* START *
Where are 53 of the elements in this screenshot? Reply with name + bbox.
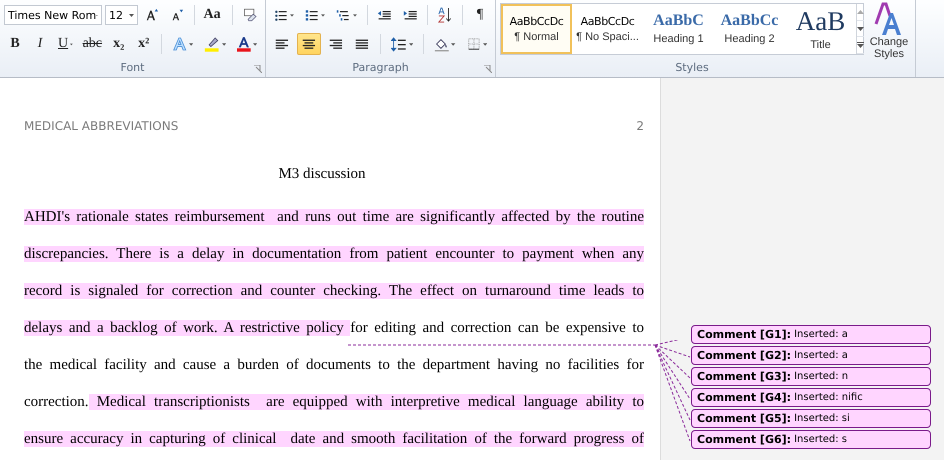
text-line: the medical facility and cause a burden of documents to the department having no facilities for xyxy=(24,356,644,375)
italic-button[interactable]: I xyxy=(29,33,51,55)
font-name-field[interactable]: Times New Rom xyxy=(4,5,102,25)
caret-icon xyxy=(189,42,194,46)
comment-balloon[interactable]: Comment [G6]: Inserted: s xyxy=(691,430,931,449)
comment-balloon[interactable]: Comment [G4]: Inserted: nific xyxy=(691,388,931,407)
group-label: Styles xyxy=(674,61,710,76)
caret-icon xyxy=(290,14,294,16)
caret-icon xyxy=(128,14,134,16)
group-label: Font xyxy=(120,61,146,76)
font-size-field[interactable]: 12 xyxy=(105,5,138,25)
show-formatting-marks-button[interactable]: ¶ xyxy=(469,4,492,26)
underline-button[interactable]: U xyxy=(54,33,77,55)
caret-icon xyxy=(451,42,456,46)
line-spacing-icon xyxy=(391,36,407,52)
eraser-icon xyxy=(242,6,257,24)
caret-icon xyxy=(252,42,257,46)
running-header: MEDICAL ABBREVIATIONS xyxy=(24,119,178,133)
subscript-button[interactable]: x₂ xyxy=(108,33,130,55)
border-grid-icon xyxy=(466,36,481,52)
caret-icon xyxy=(70,42,73,46)
page-number: 2 xyxy=(636,119,644,133)
group-label: Paragraph xyxy=(351,61,410,76)
document-title: M3 discussion xyxy=(277,166,367,183)
text-line: correction. Medical transcriptionists are equipped with interpretive medical language ability to xyxy=(24,393,644,412)
superscript-button[interactable]: x² xyxy=(132,33,155,55)
change-styles-button[interactable]: Change Styles xyxy=(864,2,914,61)
grow-font-icon xyxy=(144,7,159,23)
font-color-icon xyxy=(237,35,251,53)
glowing-letter-icon xyxy=(172,35,188,53)
comment-balloon[interactable]: Comment [G3]: Inserted: n xyxy=(691,367,931,386)
sort-icon xyxy=(438,6,452,24)
caret-icon xyxy=(352,14,357,16)
comment-balloon[interactable]: Comment [G5]: Inserted: si xyxy=(691,409,931,428)
scroll-down-icon[interactable] xyxy=(857,26,864,30)
caret-icon xyxy=(408,42,413,46)
caret-icon xyxy=(222,42,226,46)
paint-bucket-icon xyxy=(434,36,450,52)
shrink-font-icon xyxy=(170,7,184,23)
dialog-launcher-icon[interactable] xyxy=(484,65,492,73)
align-button[interactable] xyxy=(296,33,321,55)
comment-balloon[interactable]: Comment [G1]: Inserted: a xyxy=(691,325,931,344)
highlighter-icon xyxy=(204,35,220,53)
style-gallery-item[interactable]: AaBbCcDc ¶ Normal xyxy=(501,4,572,54)
change-case-button[interactable]: Aa xyxy=(200,4,226,26)
comment-balloon[interactable]: Comment [G2]: Inserted: a xyxy=(691,346,931,365)
more-styles-icon[interactable] xyxy=(857,42,864,48)
caret-icon xyxy=(321,14,326,16)
dialog-launcher-icon[interactable] xyxy=(254,65,262,73)
bold-button[interactable]: B xyxy=(4,33,26,55)
strikethrough-button[interactable]: abc xyxy=(80,33,105,55)
text-line: delays and a backlog of work. A restrictive policy for editing and correction can be expensive to xyxy=(24,319,644,338)
caret-icon xyxy=(482,42,487,46)
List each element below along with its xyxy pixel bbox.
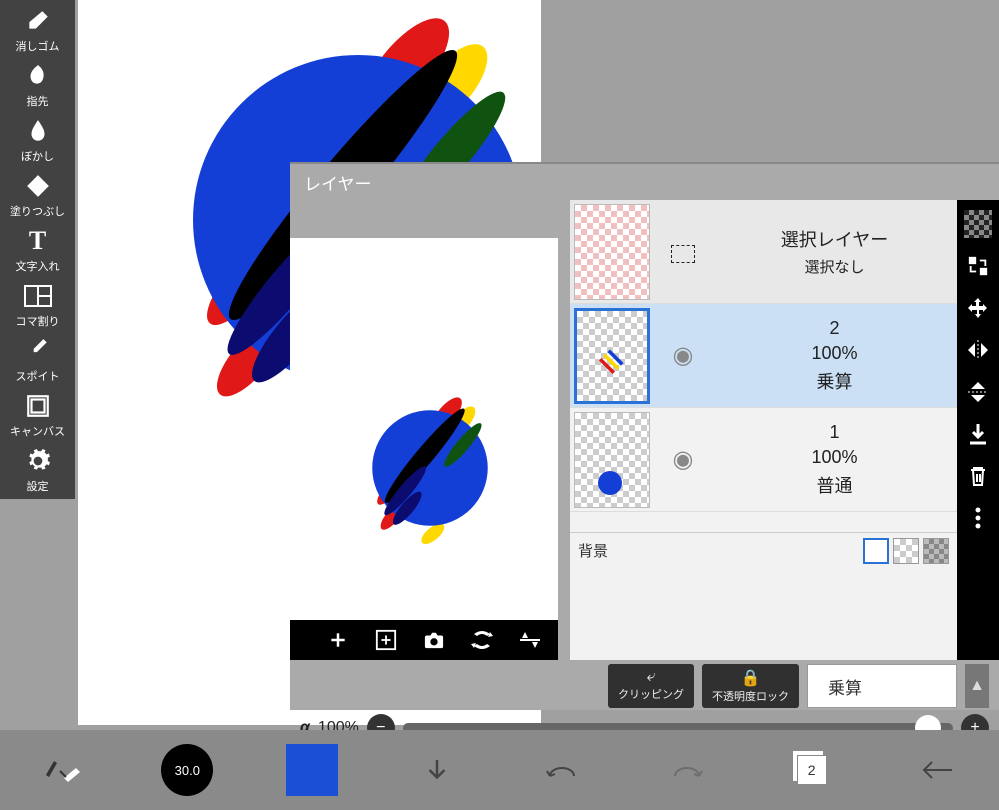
move-icon[interactable]	[964, 294, 992, 322]
layers-list: 選択レイヤー 選択なし ◉ 2 100% 乗算 ◉	[570, 200, 957, 660]
download-button[interactable]	[407, 740, 467, 800]
undo-button[interactable]	[532, 740, 592, 800]
redo-button[interactable]	[657, 740, 717, 800]
blend-mode-value: 乗算	[828, 674, 862, 699]
layer-1-blend: 普通	[817, 472, 853, 498]
brush-eraser-toggle[interactable]	[32, 740, 92, 800]
tool-text-label: 文字入れ	[16, 258, 60, 274]
mirror-v-icon[interactable]	[964, 378, 992, 406]
transform-icon[interactable]	[964, 252, 992, 280]
eyedropper-icon	[22, 335, 54, 367]
layer-1-name: 1	[829, 422, 839, 443]
canvas-icon	[22, 390, 54, 422]
layer-2-blend: 乗算	[817, 368, 853, 394]
clipping-icon: ⤶	[647, 668, 656, 686]
back-button[interactable]	[907, 740, 967, 800]
tool-eraser-label: 消しゴム	[16, 38, 60, 54]
eraser-icon	[22, 5, 54, 37]
camera-button[interactable]	[420, 626, 448, 654]
background-label: 背景	[578, 540, 608, 561]
bucket-icon	[22, 170, 54, 202]
tool-eyedropper[interactable]: スポイト	[0, 332, 75, 387]
tool-smudge[interactable]: 指先	[0, 57, 75, 112]
tool-settings[interactable]: 設定	[0, 442, 75, 497]
left-toolbar: 消しゴム 指先 ぼかし 塗りつぶし T 文字入れ コマ割り スポイト キャンバス…	[0, 0, 75, 499]
delete-icon[interactable]	[964, 462, 992, 490]
layer-preview-column	[290, 200, 558, 660]
layer-1-opacity: 100%	[811, 447, 857, 468]
background-row: 背景	[570, 532, 957, 568]
bg-dark-swatch[interactable]	[923, 538, 949, 564]
visibility-icon[interactable]: ◉	[673, 445, 694, 474]
layer-row-1[interactable]: ◉ 1 100% 普通	[570, 408, 957, 512]
layer-2-opacity: 100%	[811, 343, 857, 364]
layer-side-toolbar	[957, 200, 999, 660]
brush-size-button[interactable]: 30.0	[157, 740, 217, 800]
layer-1-thumb	[574, 412, 650, 508]
layer-preview[interactable]	[290, 238, 558, 620]
selection-marquee-icon	[671, 245, 695, 263]
merge-down-icon[interactable]	[964, 420, 992, 448]
current-color-swatch	[286, 744, 338, 796]
layer-preview-toolbar	[290, 620, 558, 660]
brush-size-value: 30.0	[175, 763, 200, 778]
layer-count: 2	[808, 762, 816, 778]
transparency-icon[interactable]	[964, 210, 992, 238]
add-layer-button[interactable]	[324, 626, 352, 654]
flip-h-button[interactable]	[468, 626, 496, 654]
text-icon: T	[22, 225, 54, 257]
bottom-bar: 30.0 2	[0, 730, 999, 810]
tool-fill[interactable]: 塗りつぶし	[0, 167, 75, 222]
tool-frame[interactable]: コマ割り	[0, 277, 75, 332]
bg-transparent-swatch[interactable]	[893, 538, 919, 564]
opacity-lock-label: 不透明度ロック	[712, 688, 789, 704]
tool-blur-label: ぼかし	[21, 148, 54, 164]
selection-layer-thumb	[574, 204, 650, 300]
selection-layer-row[interactable]: 選択レイヤー 選択なし	[570, 200, 957, 304]
tool-blur[interactable]: ぼかし	[0, 112, 75, 167]
tool-fill-label: 塗りつぶし	[10, 203, 65, 219]
selection-layer-title: 選択レイヤー	[781, 226, 888, 252]
layer-row-2[interactable]: ◉ 2 100% 乗算	[570, 304, 957, 408]
frame-icon	[22, 280, 54, 312]
preview-artwork	[290, 238, 558, 620]
opacity-lock-button[interactable]: 🔒 不透明度ロック	[702, 664, 799, 708]
blend-dropdown-icon[interactable]: ▲	[965, 664, 989, 708]
clipping-button[interactable]: ⤶ クリッピング	[608, 664, 694, 708]
layer-panel: レイヤー	[290, 162, 999, 710]
layer-2-name: 2	[829, 318, 839, 339]
add-special-layer-button[interactable]	[372, 626, 400, 654]
blend-mode-select[interactable]: 乗算	[807, 664, 957, 708]
tool-eyedropper-label: スポイト	[16, 368, 60, 384]
clipping-label: クリッピング	[618, 686, 684, 702]
layer-panel-title: レイヤー	[290, 162, 999, 200]
tool-settings-label: 設定	[27, 478, 49, 494]
selection-layer-status: 選択なし	[804, 256, 864, 277]
lock-icon: 🔒	[741, 668, 761, 688]
bg-white-swatch[interactable]	[863, 538, 889, 564]
layer-2-thumb	[574, 308, 650, 404]
tool-smudge-label: 指先	[27, 93, 49, 109]
droplet-icon	[22, 115, 54, 147]
tool-canvas[interactable]: キャンバス	[0, 387, 75, 442]
tool-text[interactable]: T 文字入れ	[0, 222, 75, 277]
tool-canvas-label: キャンバス	[10, 423, 65, 439]
layers-button[interactable]: 2	[782, 740, 842, 800]
mirror-h-icon[interactable]	[964, 336, 992, 364]
visibility-icon[interactable]: ◉	[673, 341, 694, 370]
gear-icon	[22, 445, 54, 477]
color-button[interactable]	[282, 740, 342, 800]
more-icon[interactable]	[964, 504, 992, 532]
tool-frame-label: コマ割り	[16, 313, 60, 329]
tool-eraser[interactable]: 消しゴム	[0, 2, 75, 57]
smudge-icon	[22, 60, 54, 92]
flip-v-button[interactable]	[516, 626, 544, 654]
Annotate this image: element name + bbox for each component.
* END *
Retype the rows starting with the one containing "text-line: the medical" and going on through the one containing "caret-icon xyxy=(352,14,357,16)", both included.

text-line: the medical facility and cause a burden of documents to the department having no facilities for xyxy=(24,356,644,375)
italic-button[interactable]: I xyxy=(29,33,51,55)
font-name-field[interactable]: Times New Rom xyxy=(4,5,102,25)
caret-icon xyxy=(189,42,194,46)
comment-balloon[interactable]: Comment [G6]: Inserted: s xyxy=(691,430,931,449)
comment-balloon[interactable]: Comment [G4]: Inserted: nific xyxy=(691,388,931,407)
group-label: Styles xyxy=(674,61,710,76)
caret-icon xyxy=(290,14,294,16)
caret-icon xyxy=(128,14,134,16)
group-label: Font xyxy=(120,61,146,76)
font-size-field[interactable]: 12 xyxy=(105,5,138,25)
show-formatting-marks-button[interactable]: ¶ xyxy=(469,4,492,26)
underline-button[interactable]: U xyxy=(54,33,77,55)
caret-icon xyxy=(451,42,456,46)
line-spacing-icon xyxy=(391,36,407,52)
eraser-icon xyxy=(242,6,257,24)
caret-icon xyxy=(252,42,257,46)
running-header: MEDICAL ABBREVIATIONS xyxy=(24,119,178,133)
subscript-button[interactable]: x₂ xyxy=(108,33,130,55)
border-grid-icon xyxy=(466,36,481,52)
caret-icon xyxy=(70,42,73,46)
page-number: 2 xyxy=(636,119,644,133)
group-label: Paragraph xyxy=(351,61,410,76)
document-title: M3 discussion xyxy=(277,166,367,183)
text-line: correction. Medical transcriptionists are equipped with interpretive medical language ability to xyxy=(24,393,644,412)
superscript-button[interactable]: x² xyxy=(132,33,155,55)
change-styles-button[interactable]: Change Styles xyxy=(864,2,914,61)
grow-font-icon xyxy=(144,7,159,23)
font-color-icon xyxy=(237,35,251,53)
glowing-letter-icon xyxy=(172,35,188,53)
comment-balloon[interactable]: Comment [G3]: Inserted: n xyxy=(691,367,931,386)
sort-icon xyxy=(438,6,452,24)
caret-icon xyxy=(352,14,357,16)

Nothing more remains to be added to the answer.